» **Exercise aim**
Lift out all lines below that contain "العمل".

» **Input material**
━━━
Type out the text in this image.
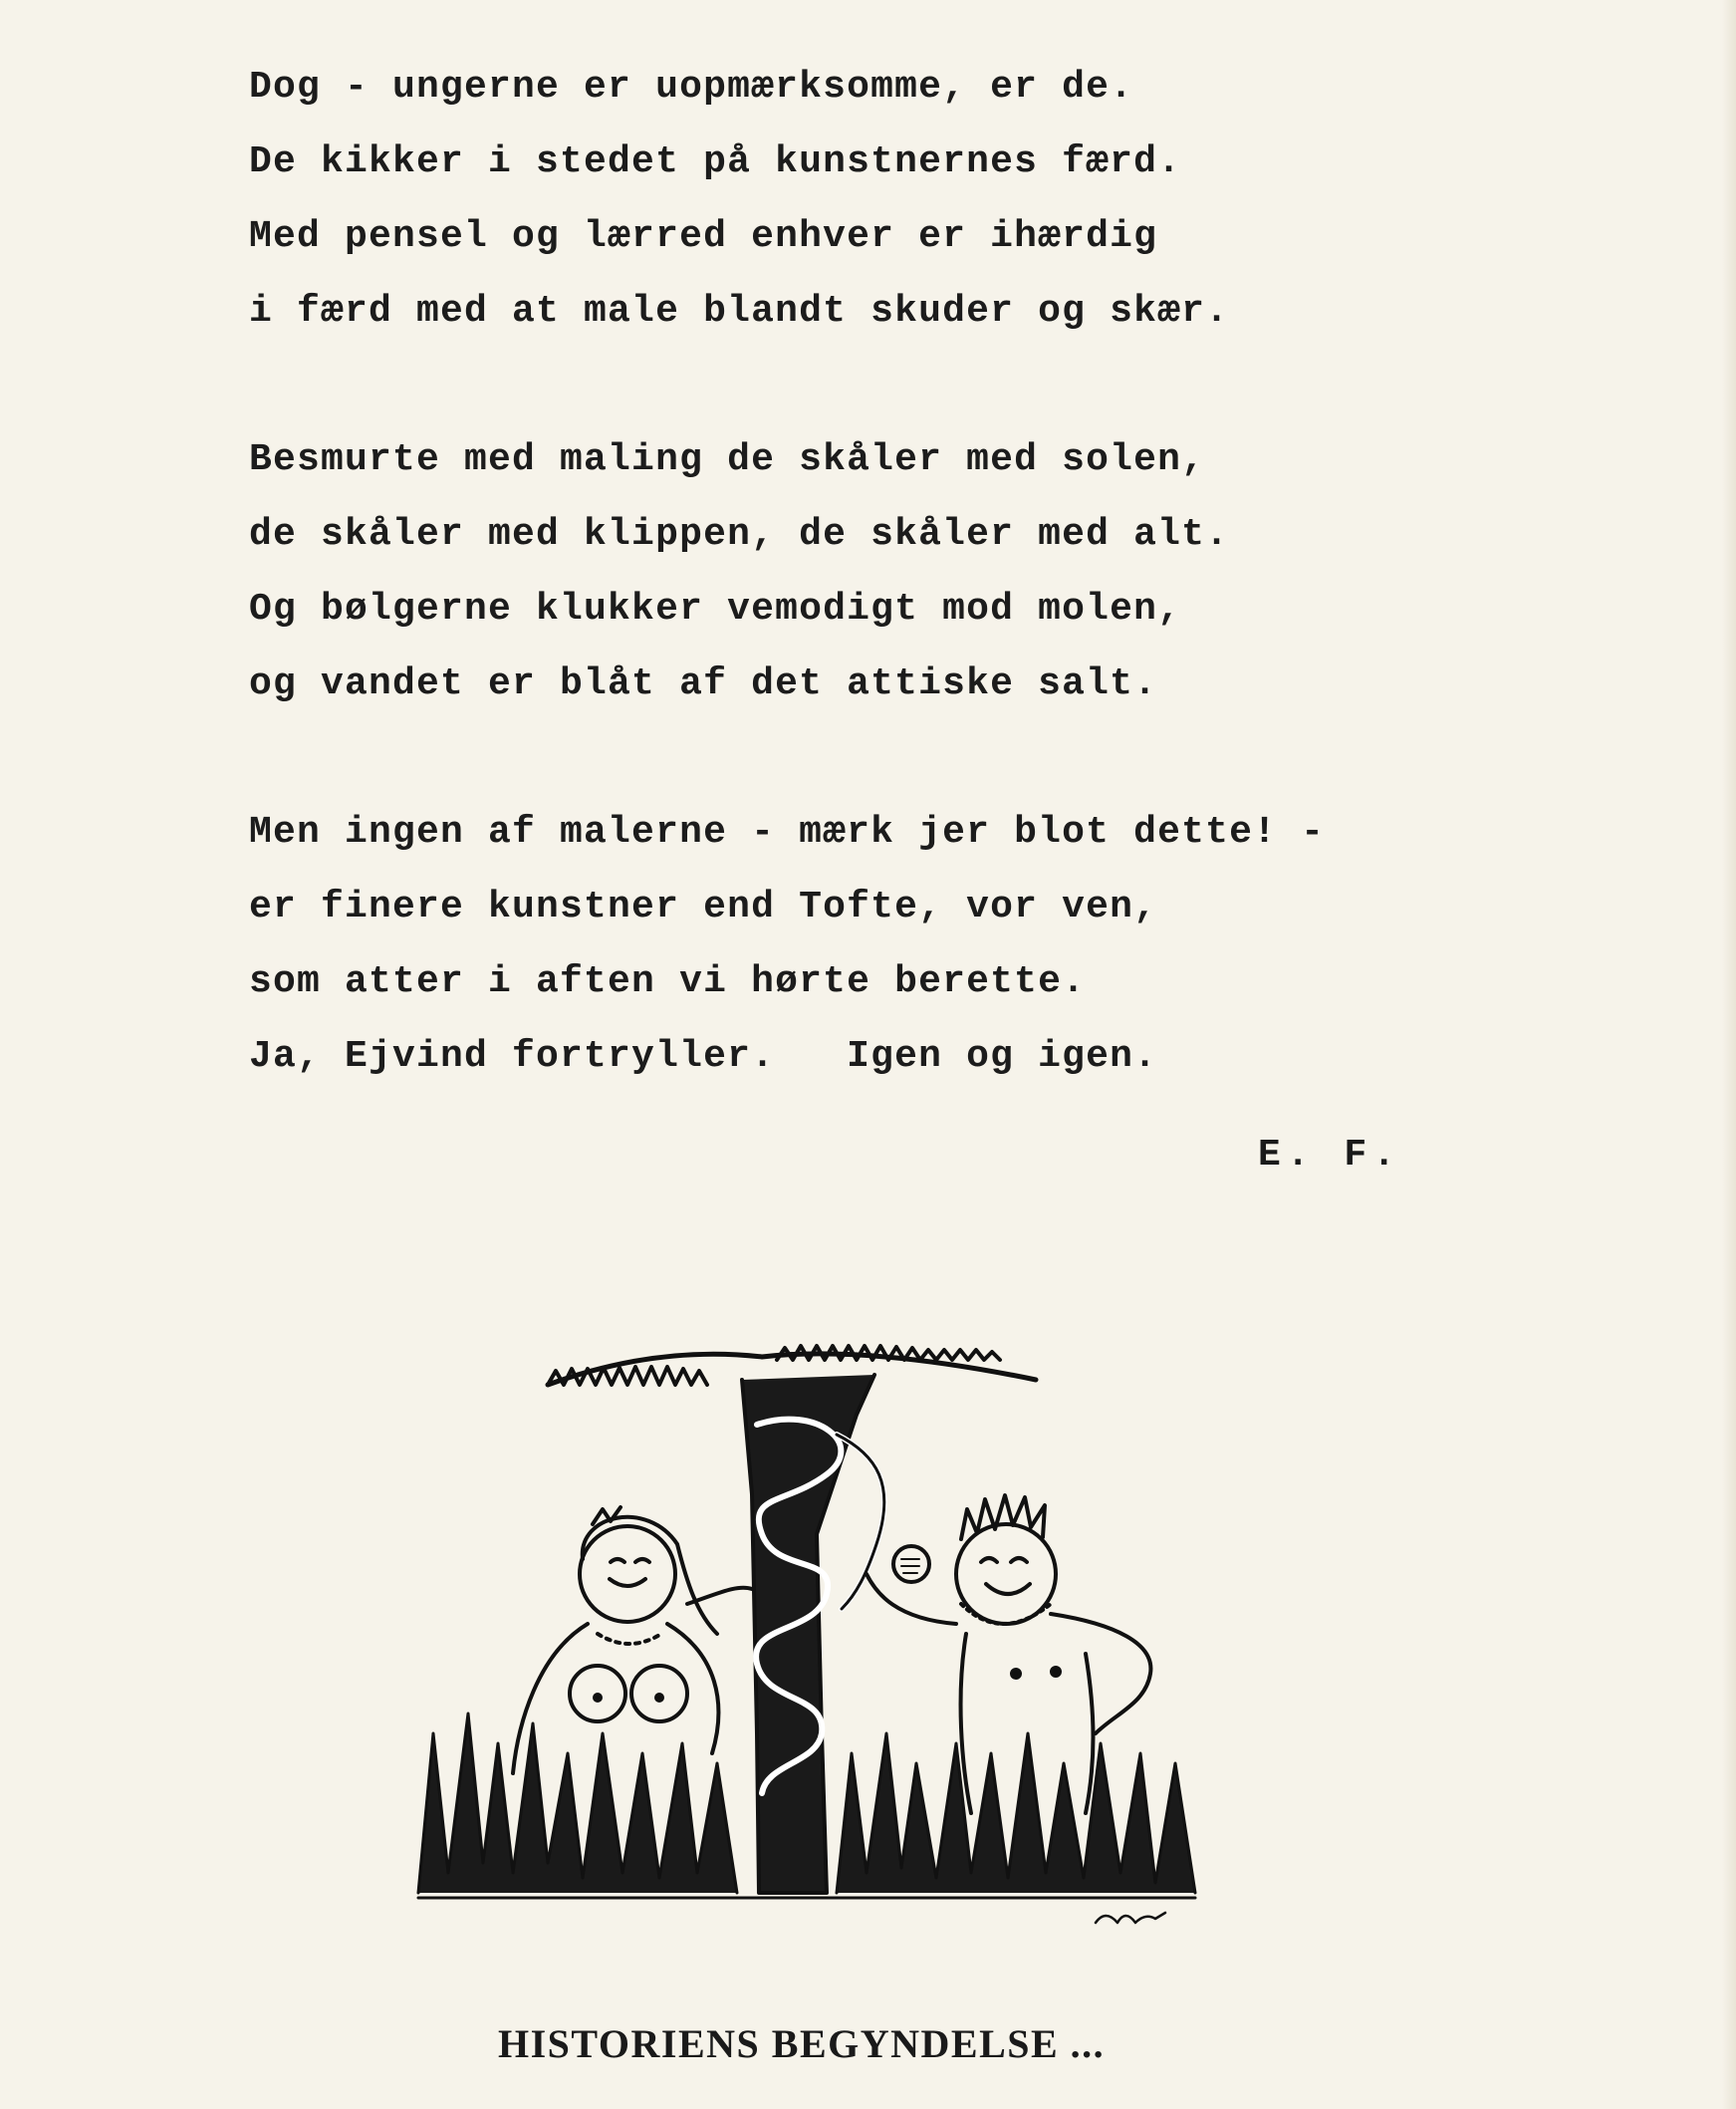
Dog - ungerne er uopmærksomme, er de.
De kikker i stedet på kunstnernes færd.
Med pensel og lærred enhver er ihærdig
i færd med at male blandt skuder og skær.
Besmurte med maling de skåler med solen,
de skåler med klippen, de skåler med alt.
Og bølgerne klukker vemodigt mod molen,
og vandet er blåt af det attiske salt.
Men ingen af malerne - mærk jer blot dette! -
er finere kunstner end Tofte, vor ven,
som atter i aften vi hørte berette.
Ja, Ejvind fortryller.   Igen og igen.
E. F.
HISTORIENS BEGYNDELSE ...
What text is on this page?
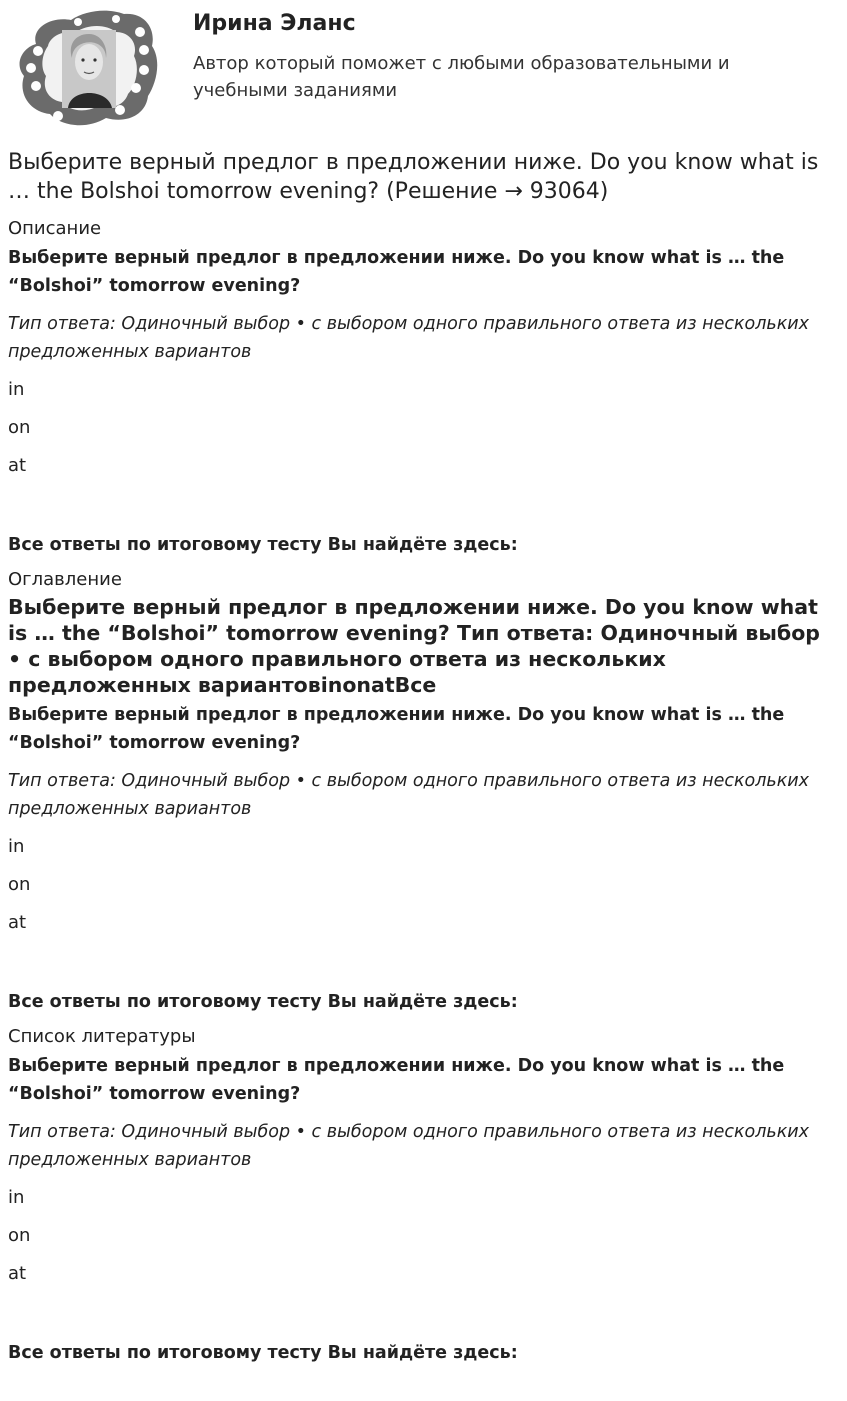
Ирина Эланс
Автор который поможет с любыми образовательными и учебными заданиями
Выберите верный предлог в предложении ниже. Do you know what is … the Bolshoi tomorrow evening? (Решение → 93064)
Описание
Выберите верный предлог в предложении ниже. Do you know what is … the “Bolshoi” tomorrow evening?
Тип ответа: Одиночный выбор • с выбором одного правильного ответа из нескольких предложенных вариантов
in
on
at
Все ответы по итоговому тесту Вы найдёте здесь:
Оглавление
Выберите верный предлог в предложении ниже. Do you know what is … the “Bolshoi” tomorrow evening? Тип ответа: Одиночный выбор • с выбором одного правильного ответа из нескольких предложенных вариантовinonatВсе
Выберите верный предлог в предложении ниже. Do you know what is … the “Bolshoi” tomorrow evening?
Тип ответа: Одиночный выбор • с выбором одного правильного ответа из нескольких предложенных вариантов
in
on
at
Все ответы по итоговому тесту Вы найдёте здесь:
Список литературы
Выберите верный предлог в предложении ниже. Do you know what is … the “Bolshoi” tomorrow evening?
Тип ответа: Одиночный выбор • с выбором одного правильного ответа из нескольких предложенных вариантов
in
on
at
Все ответы по итоговому тесту Вы найдёте здесь:
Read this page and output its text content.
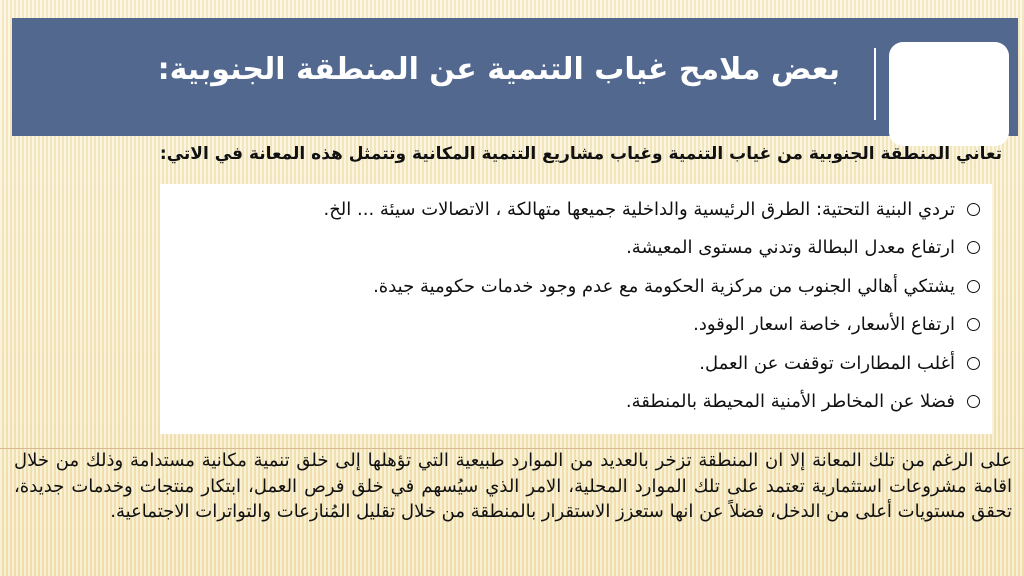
بعض ملامح غياب التنمية عن المنطقة الجنوبية:
تعاني المنطقة الجنوبية من غياب التنمية وغياب مشاريع التنمية المكانية وتتمثل هذه المعانة في الاتي:
تردي البنية التحتية: الطرق الرئيسية والداخلية جميعها متهالكة ، الاتصالات سيئة ... الخ.
ارتفاع معدل البطالة وتدني مستوى المعيشة.
يشتكي أهالي الجنوب من مركزية الحكومة مع عدم وجود خدمات حكومية جيدة.
ارتفاع الأسعار، خاصة اسعار الوقود.
أغلب المطارات توقفت عن العمل.
فضلا عن المخاطر الأمنية المحيطة بالمنطقة.
على الرغم من تلك المعانة إلا ان المنطقة تزخر بالعديد من الموارد طبيعية التي تؤهلها إلى خلق تنمية مكانية مستدامة وذلك من خلال اقامة مشروعات استثمارية تعتمد على تلك الموارد المحلية، الامر الذي سيُسهم في خلق فرص العمل، ابتكار منتجات وخدمات جديدة، تحقق مستويات أعلى من الدخل، فضلاً عن انها ستعزز الاستقرار بالمنطقة من خلال تقليل المُنازعات والتواترات الاجتماعية.
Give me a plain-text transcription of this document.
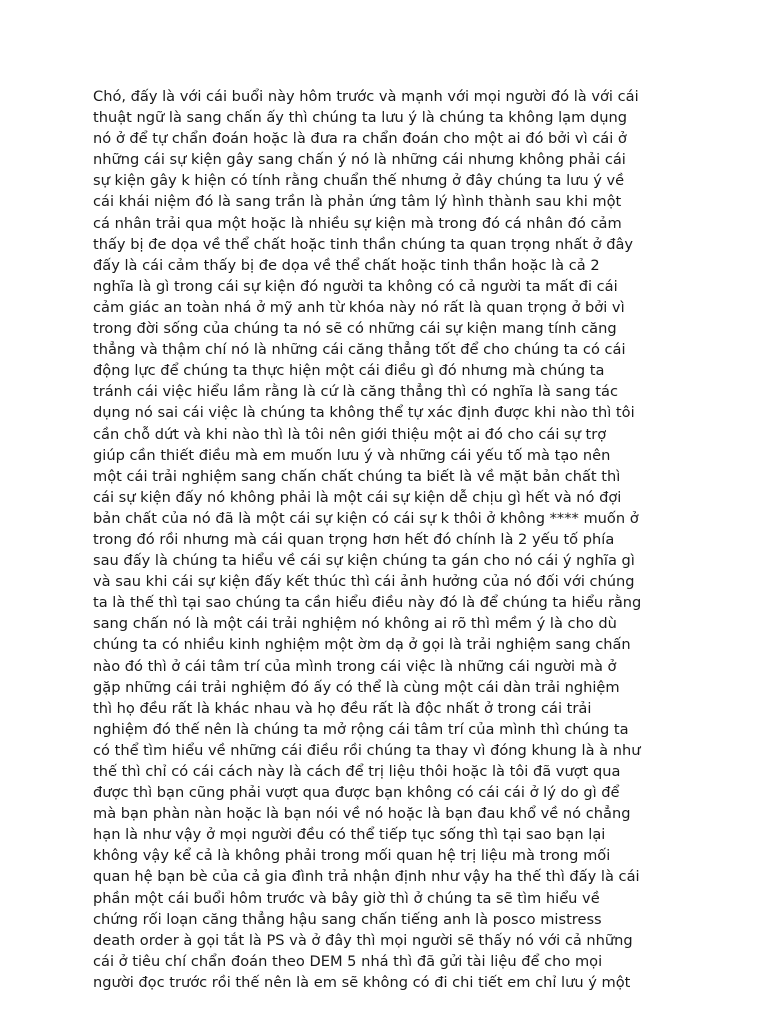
Chó, đấy là với cái buổi này hôm trước và mạnh với mọi người đó là với cái
thuật ngữ là sang chấn ấy thì chúng ta lưu ý là chúng ta không lạm dụng
nó ở để tự chẩn đoán hoặc là đưa ra chẩn đoán cho một ai đó bởi vì cái ở
những cái sự kiện gây sang chấn ý nó là những cái nhưng không phải cái
sự kiện gây k hiện có tính rằng chuẩn thế nhưng ở đây chúng ta lưu ý về
cái khái niệm đó là sang trần là phản ứng tâm lý hình thành sau khi một
cá nhân trải qua một hoặc là nhiều sự kiện mà trong đó cá nhân đó cảm
thấy bị đe dọa về thể chất hoặc tinh thần chúng ta quan trọng nhất ở đây
đấy là cái cảm thấy bị đe dọa về thể chất hoặc tinh thần hoặc là cả 2
nghĩa là gì trong cái sự kiện đó người ta không có cả người ta mất đi cái
cảm giác an toàn nhá ở mỹ anh từ khóa này nó rất là quan trọng ở bởi vì
trong đời sống của chúng ta nó sẽ có những cái sự kiện mang tính căng
thẳng và thậm chí nó là những cái căng thẳng tốt để cho chúng ta có cái
động lực để chúng ta thực hiện một cái điều gì đó nhưng mà chúng ta
tránh cái việc hiểu lầm rằng là cứ là căng thẳng thì có nghĩa là sang tác
dụng nó sai cái việc là chúng ta không thể tự xác định được khi nào thì tôi
cần chỗ dứt và khi nào thì là tôi nên giới thiệu một ai đó cho cái sự trợ
giúp cần thiết điều mà em muốn lưu ý và những cái yếu tố mà tạo nên
một cái trải nghiệm sang chấn chất chúng ta biết là về mặt bản chất thì
cái sự kiện đấy nó không phải là một cái sự kiện dễ chịu gì hết và nó đợi
bản chất của nó đã là một cái sự kiện có cái sự k thôi ở không **** muốn ở
trong đó rồi nhưng mà cái quan trọng hơn hết đó chính là 2 yếu tố phía
sau đấy là chúng ta hiểu về cái sự kiện chúng ta gán cho nó cái ý nghĩa gì
và sau khi cái sự kiện đấy kết thúc thì cái ảnh hưởng của nó đối với chúng
ta là thế thì tại sao chúng ta cần hiểu điều này đó là để chúng ta hiểu rằng
sang chấn nó là một cái trải nghiệm nó không ai rõ thì mềm ý là cho dù
chúng ta có nhiều kinh nghiệm một ờm dạ ở gọi là trải nghiệm sang chấn
nào đó thì ở cái tâm trí của mình trong cái việc là những cái người mà ở
gặp những cái trải nghiệm đó ấy có thể là cùng một cái dàn trải nghiệm
thì họ đều rất là khác nhau và họ đều rất là độc nhất ở trong cái trải
nghiệm đó thế nên là chúng ta mở rộng cái tâm trí của mình thì chúng ta
có thể tìm hiểu về những cái điều rồi chúng ta thay vì đóng khung là à như
thế thì chỉ có cái cách này là cách để trị liệu thôi hoặc là tôi đã vượt qua
được thì bạn cũng phải vượt qua được bạn không có cái cái ở lý do gì để
mà bạn phàn nàn hoặc là bạn nói về nó hoặc là bạn đau khổ về nó chẳng
hạn là như vậy ở mọi người đều có thể tiếp tục sống thì tại sao bạn lại
không vậy kể cả là không phải trong mối quan hệ trị liệu mà trong mối
quan hệ bạn bè của cả gia đình trả nhận định như vậy ha thế thì đấy là cái
phần một cái buổi hôm trước và bây giờ thì ở chúng ta sẽ tìm hiểu về
chứng rối loạn căng thẳng hậu sang chấn tiếng anh là posco mistress
death order à gọi tắt là PS và ở đây thì mọi người sẽ thấy nó với cả những
cái ở tiêu chí chẩn đoán theo DEM 5 nhá thì đã gửi tài liệu để cho mọi
người đọc trước rồi thế nên là em sẽ không có đi chi tiết em chỉ lưu ý một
━━━
» **Result for this exercise**
أغلب المطارات توقفت عن العمل.
على الرغم من تلك المعانة إلا ان المنطقة تزخر بالعديد من الموارد طبيعية التي تؤهلها إلى خلق تنمية مكانية مستدامة وذلك من خلال اقامة مشروعات استثمارية تعتمد على تلك الموارد المحلية، الامر الذي سيُسهم في خلق فرص العمل، ابتكار منتجات وخدمات جديدة، تحقق مستويات أعلى من الدخل، فضلاً عن انها ستعزز الاستقرار بالمنطقة من خلال تقليل المُنازعات والتواترات الاجتماعية.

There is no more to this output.